→ **AIM OF THE TASK**:
State the number of lines below in which the word "учащихся" appears. Nothing else belongs in the answer.

→ **RECORDS FOR THE TASK**:
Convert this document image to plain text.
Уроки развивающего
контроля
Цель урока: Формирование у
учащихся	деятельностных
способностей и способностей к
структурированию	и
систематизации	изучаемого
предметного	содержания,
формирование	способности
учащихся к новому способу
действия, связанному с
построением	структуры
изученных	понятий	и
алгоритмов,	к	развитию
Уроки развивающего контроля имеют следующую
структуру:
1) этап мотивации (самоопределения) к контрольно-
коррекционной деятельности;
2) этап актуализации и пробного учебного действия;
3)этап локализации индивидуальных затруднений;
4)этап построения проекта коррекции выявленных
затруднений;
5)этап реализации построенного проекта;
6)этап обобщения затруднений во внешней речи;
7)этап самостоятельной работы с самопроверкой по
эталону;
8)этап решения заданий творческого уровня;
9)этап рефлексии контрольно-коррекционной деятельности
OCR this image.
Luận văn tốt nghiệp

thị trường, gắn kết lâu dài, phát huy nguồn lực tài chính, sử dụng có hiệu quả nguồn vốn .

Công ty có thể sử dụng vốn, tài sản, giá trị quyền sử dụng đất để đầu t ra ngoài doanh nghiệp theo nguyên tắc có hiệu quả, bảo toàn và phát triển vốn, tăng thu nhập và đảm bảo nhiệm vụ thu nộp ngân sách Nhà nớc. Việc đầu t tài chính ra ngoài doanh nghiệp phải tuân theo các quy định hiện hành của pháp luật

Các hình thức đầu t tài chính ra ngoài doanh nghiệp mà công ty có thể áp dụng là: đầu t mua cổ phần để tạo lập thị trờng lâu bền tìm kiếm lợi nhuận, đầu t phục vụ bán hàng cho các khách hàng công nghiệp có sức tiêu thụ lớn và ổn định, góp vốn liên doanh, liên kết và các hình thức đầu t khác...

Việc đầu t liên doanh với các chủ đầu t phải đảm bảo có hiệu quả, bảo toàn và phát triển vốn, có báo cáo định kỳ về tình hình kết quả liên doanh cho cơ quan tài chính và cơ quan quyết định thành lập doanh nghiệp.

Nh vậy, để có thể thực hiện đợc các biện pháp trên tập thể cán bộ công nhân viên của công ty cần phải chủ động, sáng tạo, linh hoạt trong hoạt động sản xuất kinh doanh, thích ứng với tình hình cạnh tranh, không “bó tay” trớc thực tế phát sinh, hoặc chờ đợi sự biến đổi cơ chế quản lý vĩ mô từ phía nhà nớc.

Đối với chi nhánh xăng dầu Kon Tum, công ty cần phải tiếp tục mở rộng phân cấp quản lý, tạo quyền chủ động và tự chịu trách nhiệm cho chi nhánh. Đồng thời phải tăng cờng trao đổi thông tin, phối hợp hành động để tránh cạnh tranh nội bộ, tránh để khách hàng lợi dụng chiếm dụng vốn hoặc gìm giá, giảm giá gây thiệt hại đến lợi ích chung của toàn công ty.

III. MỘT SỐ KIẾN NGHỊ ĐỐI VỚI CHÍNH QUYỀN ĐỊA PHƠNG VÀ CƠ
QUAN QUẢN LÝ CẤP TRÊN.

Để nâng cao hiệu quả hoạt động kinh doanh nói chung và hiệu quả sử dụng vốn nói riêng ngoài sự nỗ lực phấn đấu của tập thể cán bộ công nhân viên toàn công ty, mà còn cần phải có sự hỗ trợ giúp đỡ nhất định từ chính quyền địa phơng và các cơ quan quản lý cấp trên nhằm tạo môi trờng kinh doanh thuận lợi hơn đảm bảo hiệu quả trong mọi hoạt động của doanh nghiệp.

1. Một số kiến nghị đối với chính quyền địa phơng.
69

→ **TASK RESPONSE**:
2